- **Exercise instructions**
Copy the lines below word for word, from the line containing "back-link[interactable]: Back to" through the line containing "tab[interactable]: Assignments [254,355,432,415]", with both of those lines included.

- **Provided records**
============

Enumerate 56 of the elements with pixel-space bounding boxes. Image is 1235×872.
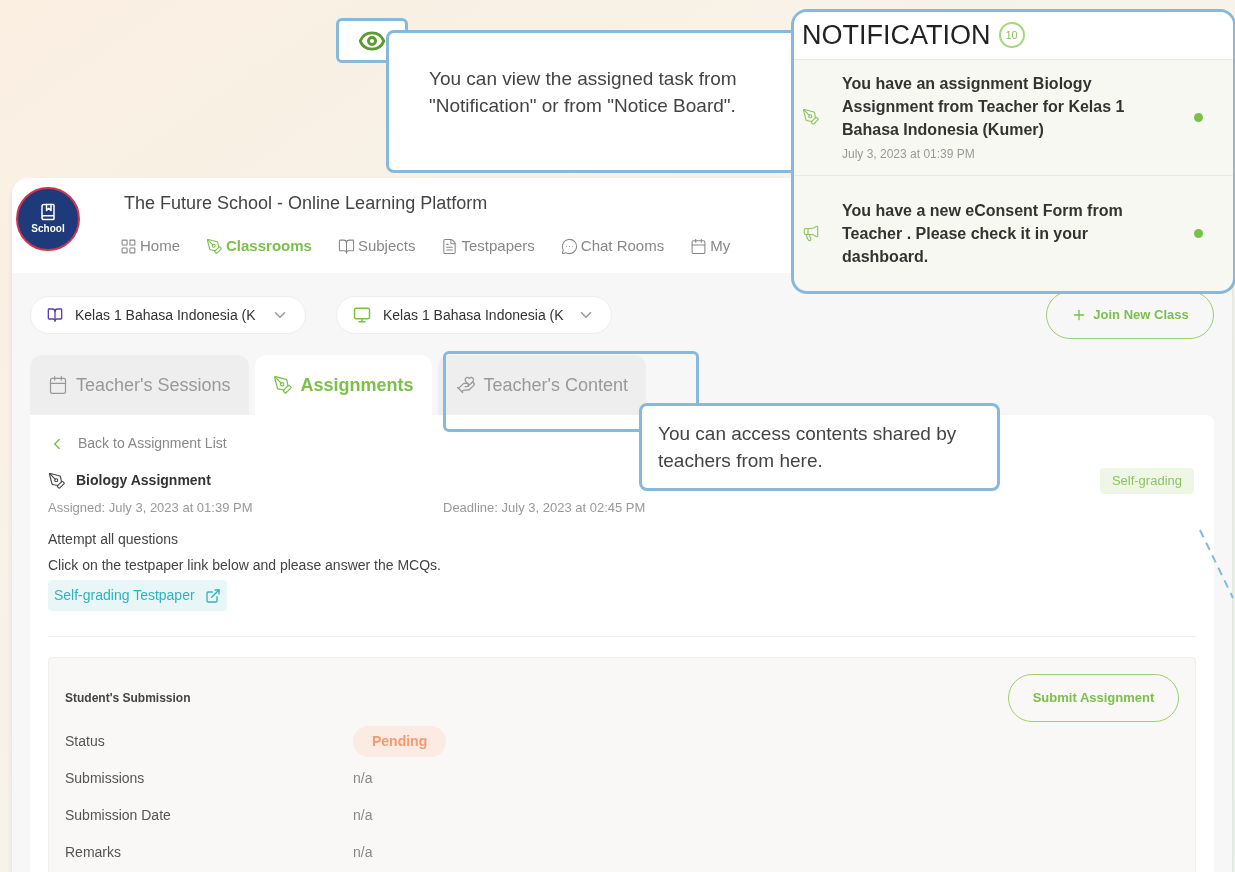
back-link[interactable]: Back to Assignment List [48,433,227,454]
assigned-date: Assigned: July 3, 2023 at 01:39 PM [48,498,254,517]
notification-count: 10 [998,22,1025,49]
nav-item[interactable]: Testpapers [441,235,535,258]
pen-nib-icon [206,237,223,255]
calendar-icon [48,375,68,395]
platform-title: The Future School - Online Learning Platform [123,192,489,215]
field-value: n/a [353,842,373,862]
callout-text: You can access contents shared by teachers from here. [658,423,957,471]
notification-text: You have an assignment Biology Assignment from Teacher for Kelas 1 Bahasa Indonesia (Kumer) [842,73,1126,140]
field-value: n/a [353,805,373,825]
tab[interactable]: Teacher's Sessions [30,355,249,415]
megaphone-icon [802,224,820,243]
nav-item[interactable]: My [690,235,731,258]
self-grading-tag: Self-grading [1099,468,1194,494]
status-pill: Pending [353,725,447,757]
pen-nib-icon [48,471,66,490]
deadline-date: Deadline: July 3, 2023 at 02:45 PM [443,498,646,517]
nav-item[interactable]: Chat Rooms [560,235,665,258]
tab[interactable]: Assignments [254,355,432,415]
assignment-title: Biology Assignment [76,471,211,491]
grid-icon [120,237,137,255]
calendar-icon [690,237,708,255]
notification-item[interactable]: You have an assignment Biology Assignment from Teacher for Kelas 1 Bahasa Indonesia (Kumer) July 3, 2023 at 01:39 PM [794,58,1233,175]
logo-text: School [31,221,65,236]
class-selector[interactable]: Kelas 1 Bahasa Indonesia (K [336,296,612,334]
instruction-text: Attempt all questions [48,530,179,549]
nav-item[interactable]: Subjects [337,235,416,258]
submission-title: Student's Submission [65,690,191,707]
notification-item[interactable]: You have a new eConsent Form from Teacher . Please check it in your dashboard. [794,174,1233,291]
field-value: n/a [353,768,373,788]
field-label: Submission Date [65,805,172,825]
book-icon [47,307,63,323]
book-icon [337,237,355,255]
pen-nib-icon [272,375,293,395]
book-icon [39,202,57,221]
notification-text: You have a new eConsent Form from Teacher . Please check it in your dashboard. [842,200,1124,267]
testpaper-link[interactable]: Self-grading Testpaper [48,580,227,611]
external-link-icon [204,587,221,604]
tab[interactable]: Teacher's Content [437,355,647,415]
nav-item[interactable]: Home [120,235,180,258]
leader-line [1198,528,1235,600]
hand-icon [455,375,476,395]
chat-bubble-icon [560,237,578,255]
monitor-icon [353,306,371,324]
field-label: Submissions [65,768,146,788]
document-icon [441,237,459,255]
pen-nib-icon [802,108,820,127]
class-selector[interactable]: Kelas 1 Bahasa Indonesia (K [30,296,306,334]
instruction-text: Click on the testpaper link below and please answer the MCQs. [48,556,442,575]
notification-heading: NOTIFICATION [802,19,991,53]
notification-time: July 3, 2023 at 01:39 PM [842,145,976,163]
field-label: Remarks [65,842,122,862]
callout-text: You can view the assigned task from "Notification" or from "Notice Board". [429,68,737,116]
nav-item[interactable]: Classrooms [206,235,312,258]
field-label: Status [65,731,106,751]
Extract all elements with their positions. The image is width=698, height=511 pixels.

============

- **Output of the exercise**
back-link[interactable]: Back to Assignment List [48,433,227,454]
assigned-date: Assigned: July 3, 2023 at 01:39 PM [48,498,254,517]
notification-count: 10 [998,22,1025,49]
nav-item[interactable]: Testpapers [441,235,535,258]
pen-nib-icon [206,237,223,255]
calendar-icon [48,375,68,395]
platform-title: The Future School - Online Learning Platform [123,192,489,215]
field-value: n/a [353,842,373,862]
callout-text: You can access contents shared by teachers from here. [658,423,957,471]
notification-text: You have an assignment Biology Assignment from Teacher for Kelas 1 Bahasa Indonesia (Kumer) [842,73,1126,140]
field-value: n/a [353,805,373,825]
tab[interactable]: Teacher's Sessions [30,355,249,415]
megaphone-icon [802,224,820,243]
nav-item[interactable]: My [690,235,731,258]
self-grading-tag: Self-grading [1099,468,1194,494]
status-pill: Pending [353,725,447,757]
pen-nib-icon [48,471,66,490]
deadline-date: Deadline: July 3, 2023 at 02:45 PM [443,498,646,517]
nav-item[interactable]: Chat Rooms [560,235,665,258]
tab[interactable]: Assignments [254,355,432,415]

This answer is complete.